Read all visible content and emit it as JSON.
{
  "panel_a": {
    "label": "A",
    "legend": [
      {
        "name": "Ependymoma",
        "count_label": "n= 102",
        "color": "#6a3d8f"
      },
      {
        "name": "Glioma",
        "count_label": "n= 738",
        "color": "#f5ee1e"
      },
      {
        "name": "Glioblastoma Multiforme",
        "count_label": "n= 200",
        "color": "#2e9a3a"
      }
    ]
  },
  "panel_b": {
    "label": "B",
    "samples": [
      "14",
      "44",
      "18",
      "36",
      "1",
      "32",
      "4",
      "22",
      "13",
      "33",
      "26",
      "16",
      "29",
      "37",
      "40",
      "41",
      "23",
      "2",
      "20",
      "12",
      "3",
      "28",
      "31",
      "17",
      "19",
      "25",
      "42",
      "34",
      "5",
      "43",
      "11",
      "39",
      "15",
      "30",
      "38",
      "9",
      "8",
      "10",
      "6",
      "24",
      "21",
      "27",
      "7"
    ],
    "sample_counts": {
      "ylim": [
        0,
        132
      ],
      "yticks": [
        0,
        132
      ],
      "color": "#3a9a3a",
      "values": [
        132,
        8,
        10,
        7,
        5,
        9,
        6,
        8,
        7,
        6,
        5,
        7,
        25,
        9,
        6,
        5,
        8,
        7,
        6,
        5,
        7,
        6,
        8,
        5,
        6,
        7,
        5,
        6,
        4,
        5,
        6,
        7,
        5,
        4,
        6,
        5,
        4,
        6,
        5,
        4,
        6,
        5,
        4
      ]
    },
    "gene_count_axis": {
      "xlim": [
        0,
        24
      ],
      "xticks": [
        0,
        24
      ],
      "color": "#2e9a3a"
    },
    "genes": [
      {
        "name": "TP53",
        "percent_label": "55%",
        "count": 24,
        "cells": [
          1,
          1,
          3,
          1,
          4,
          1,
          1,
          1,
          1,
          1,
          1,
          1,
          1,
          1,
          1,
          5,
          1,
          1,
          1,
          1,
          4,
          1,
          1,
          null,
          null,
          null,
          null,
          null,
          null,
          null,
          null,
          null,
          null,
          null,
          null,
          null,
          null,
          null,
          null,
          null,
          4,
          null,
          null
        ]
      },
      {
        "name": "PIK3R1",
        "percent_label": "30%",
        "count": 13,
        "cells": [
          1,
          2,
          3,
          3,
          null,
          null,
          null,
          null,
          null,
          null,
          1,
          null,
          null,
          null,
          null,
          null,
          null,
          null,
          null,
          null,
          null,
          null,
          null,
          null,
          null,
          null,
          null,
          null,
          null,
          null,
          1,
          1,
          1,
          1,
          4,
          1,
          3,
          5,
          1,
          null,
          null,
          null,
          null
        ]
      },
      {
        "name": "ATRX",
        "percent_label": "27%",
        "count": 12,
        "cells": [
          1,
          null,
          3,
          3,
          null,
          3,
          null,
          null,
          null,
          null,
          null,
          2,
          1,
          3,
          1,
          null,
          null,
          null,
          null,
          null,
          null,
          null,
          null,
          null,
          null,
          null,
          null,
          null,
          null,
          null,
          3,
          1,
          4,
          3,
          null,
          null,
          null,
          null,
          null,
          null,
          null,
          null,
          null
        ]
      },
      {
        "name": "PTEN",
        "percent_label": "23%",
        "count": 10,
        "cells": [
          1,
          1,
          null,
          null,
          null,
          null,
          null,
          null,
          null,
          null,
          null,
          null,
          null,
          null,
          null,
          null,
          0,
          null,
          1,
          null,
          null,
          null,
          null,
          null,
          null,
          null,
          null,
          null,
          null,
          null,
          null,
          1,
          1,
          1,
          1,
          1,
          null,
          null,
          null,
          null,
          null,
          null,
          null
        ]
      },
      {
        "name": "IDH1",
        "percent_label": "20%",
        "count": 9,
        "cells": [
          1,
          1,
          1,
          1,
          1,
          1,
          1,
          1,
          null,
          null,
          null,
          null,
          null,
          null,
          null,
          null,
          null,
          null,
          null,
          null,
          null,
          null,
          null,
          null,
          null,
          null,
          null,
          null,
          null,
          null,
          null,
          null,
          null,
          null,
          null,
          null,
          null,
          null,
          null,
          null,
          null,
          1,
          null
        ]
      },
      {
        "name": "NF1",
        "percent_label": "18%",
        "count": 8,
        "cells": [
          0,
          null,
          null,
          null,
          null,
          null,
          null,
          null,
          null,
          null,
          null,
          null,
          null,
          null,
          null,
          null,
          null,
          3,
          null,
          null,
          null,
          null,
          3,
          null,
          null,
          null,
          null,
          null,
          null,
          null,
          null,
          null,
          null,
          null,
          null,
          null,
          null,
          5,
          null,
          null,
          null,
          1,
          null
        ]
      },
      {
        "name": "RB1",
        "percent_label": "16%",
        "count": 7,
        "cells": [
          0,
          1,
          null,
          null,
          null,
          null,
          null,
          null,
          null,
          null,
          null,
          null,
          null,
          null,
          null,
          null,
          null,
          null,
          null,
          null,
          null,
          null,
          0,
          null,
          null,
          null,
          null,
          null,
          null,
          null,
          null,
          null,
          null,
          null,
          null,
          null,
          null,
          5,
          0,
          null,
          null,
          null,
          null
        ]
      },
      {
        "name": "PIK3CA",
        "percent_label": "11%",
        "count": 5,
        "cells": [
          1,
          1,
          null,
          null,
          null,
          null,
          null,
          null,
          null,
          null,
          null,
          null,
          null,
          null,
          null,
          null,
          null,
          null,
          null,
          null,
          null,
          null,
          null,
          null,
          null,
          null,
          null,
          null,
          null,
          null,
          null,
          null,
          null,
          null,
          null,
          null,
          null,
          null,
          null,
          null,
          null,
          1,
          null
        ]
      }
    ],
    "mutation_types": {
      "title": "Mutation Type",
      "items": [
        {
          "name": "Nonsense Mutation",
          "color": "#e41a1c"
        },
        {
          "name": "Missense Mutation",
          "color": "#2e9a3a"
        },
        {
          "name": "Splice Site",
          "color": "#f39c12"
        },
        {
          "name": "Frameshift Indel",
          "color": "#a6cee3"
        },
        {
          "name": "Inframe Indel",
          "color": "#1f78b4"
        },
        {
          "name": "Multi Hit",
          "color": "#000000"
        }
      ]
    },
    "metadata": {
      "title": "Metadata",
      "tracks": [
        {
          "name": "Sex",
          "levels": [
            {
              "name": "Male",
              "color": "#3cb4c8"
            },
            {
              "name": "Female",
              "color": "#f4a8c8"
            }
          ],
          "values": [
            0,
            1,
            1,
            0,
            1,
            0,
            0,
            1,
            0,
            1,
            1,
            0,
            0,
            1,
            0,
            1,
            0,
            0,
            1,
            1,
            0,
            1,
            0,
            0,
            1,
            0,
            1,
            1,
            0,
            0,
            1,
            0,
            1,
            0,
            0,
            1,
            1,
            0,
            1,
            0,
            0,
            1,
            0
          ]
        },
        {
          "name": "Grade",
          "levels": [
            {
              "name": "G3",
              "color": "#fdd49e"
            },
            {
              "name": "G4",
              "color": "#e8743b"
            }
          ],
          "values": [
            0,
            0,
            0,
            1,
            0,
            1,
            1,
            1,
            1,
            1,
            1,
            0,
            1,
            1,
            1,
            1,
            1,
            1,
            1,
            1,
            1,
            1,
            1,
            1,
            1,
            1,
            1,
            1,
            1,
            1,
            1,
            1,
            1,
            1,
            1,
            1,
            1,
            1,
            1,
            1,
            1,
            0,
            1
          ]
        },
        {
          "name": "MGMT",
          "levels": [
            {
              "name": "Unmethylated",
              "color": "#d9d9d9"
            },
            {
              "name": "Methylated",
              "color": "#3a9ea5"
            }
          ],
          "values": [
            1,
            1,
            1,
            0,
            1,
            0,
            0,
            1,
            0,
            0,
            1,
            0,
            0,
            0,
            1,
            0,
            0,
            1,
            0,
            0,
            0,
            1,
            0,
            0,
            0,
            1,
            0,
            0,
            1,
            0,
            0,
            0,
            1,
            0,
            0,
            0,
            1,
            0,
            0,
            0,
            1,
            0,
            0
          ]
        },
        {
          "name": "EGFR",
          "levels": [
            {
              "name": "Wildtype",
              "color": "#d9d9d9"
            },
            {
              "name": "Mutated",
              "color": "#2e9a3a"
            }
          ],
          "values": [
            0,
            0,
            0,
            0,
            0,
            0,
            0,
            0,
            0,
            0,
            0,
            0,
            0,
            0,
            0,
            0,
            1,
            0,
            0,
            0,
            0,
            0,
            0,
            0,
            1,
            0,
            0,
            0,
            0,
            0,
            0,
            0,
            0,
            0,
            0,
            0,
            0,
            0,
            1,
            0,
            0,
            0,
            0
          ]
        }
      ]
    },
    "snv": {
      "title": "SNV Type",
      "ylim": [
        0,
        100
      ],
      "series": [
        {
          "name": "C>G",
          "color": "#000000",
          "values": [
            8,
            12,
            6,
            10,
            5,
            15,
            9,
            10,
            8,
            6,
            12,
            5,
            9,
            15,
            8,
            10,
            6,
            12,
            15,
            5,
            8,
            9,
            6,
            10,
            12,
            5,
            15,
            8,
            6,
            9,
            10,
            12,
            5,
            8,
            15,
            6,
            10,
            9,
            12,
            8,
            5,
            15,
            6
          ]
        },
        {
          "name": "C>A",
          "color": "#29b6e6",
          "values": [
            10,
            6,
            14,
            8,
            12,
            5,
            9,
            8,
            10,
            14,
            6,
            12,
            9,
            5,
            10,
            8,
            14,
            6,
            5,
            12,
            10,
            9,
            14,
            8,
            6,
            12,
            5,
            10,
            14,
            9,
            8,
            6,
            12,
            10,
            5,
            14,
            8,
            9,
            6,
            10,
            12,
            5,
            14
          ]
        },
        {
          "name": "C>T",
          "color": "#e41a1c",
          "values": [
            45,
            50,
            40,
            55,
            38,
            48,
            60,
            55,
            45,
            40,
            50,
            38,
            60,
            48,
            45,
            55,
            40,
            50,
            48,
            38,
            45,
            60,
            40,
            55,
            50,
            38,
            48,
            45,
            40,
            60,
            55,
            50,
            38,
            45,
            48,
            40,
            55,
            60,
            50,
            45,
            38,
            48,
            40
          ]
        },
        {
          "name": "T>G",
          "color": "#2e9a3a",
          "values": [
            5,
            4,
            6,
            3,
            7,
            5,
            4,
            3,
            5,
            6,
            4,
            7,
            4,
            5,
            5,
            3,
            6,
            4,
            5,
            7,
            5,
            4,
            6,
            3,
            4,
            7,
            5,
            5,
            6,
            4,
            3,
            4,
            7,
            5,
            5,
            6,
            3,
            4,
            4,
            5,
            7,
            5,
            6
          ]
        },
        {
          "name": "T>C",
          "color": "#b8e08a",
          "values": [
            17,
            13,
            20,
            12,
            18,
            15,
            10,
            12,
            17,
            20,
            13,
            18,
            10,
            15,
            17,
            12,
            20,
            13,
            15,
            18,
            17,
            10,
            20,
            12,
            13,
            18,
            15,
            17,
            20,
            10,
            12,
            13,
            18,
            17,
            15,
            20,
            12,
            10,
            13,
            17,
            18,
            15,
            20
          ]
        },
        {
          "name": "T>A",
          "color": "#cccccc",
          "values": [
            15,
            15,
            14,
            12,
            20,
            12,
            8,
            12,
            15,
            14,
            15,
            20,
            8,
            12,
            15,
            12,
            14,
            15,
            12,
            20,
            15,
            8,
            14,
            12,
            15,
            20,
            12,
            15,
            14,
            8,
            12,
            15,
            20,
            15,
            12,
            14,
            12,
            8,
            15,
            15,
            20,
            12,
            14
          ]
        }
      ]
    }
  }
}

---+---

Task objective ▸ Show every line from the entries above in which the word "Indel" appears.

Output of the task ▸
          "name": "Frameshift Indel",
          "name": "Inframe Indel",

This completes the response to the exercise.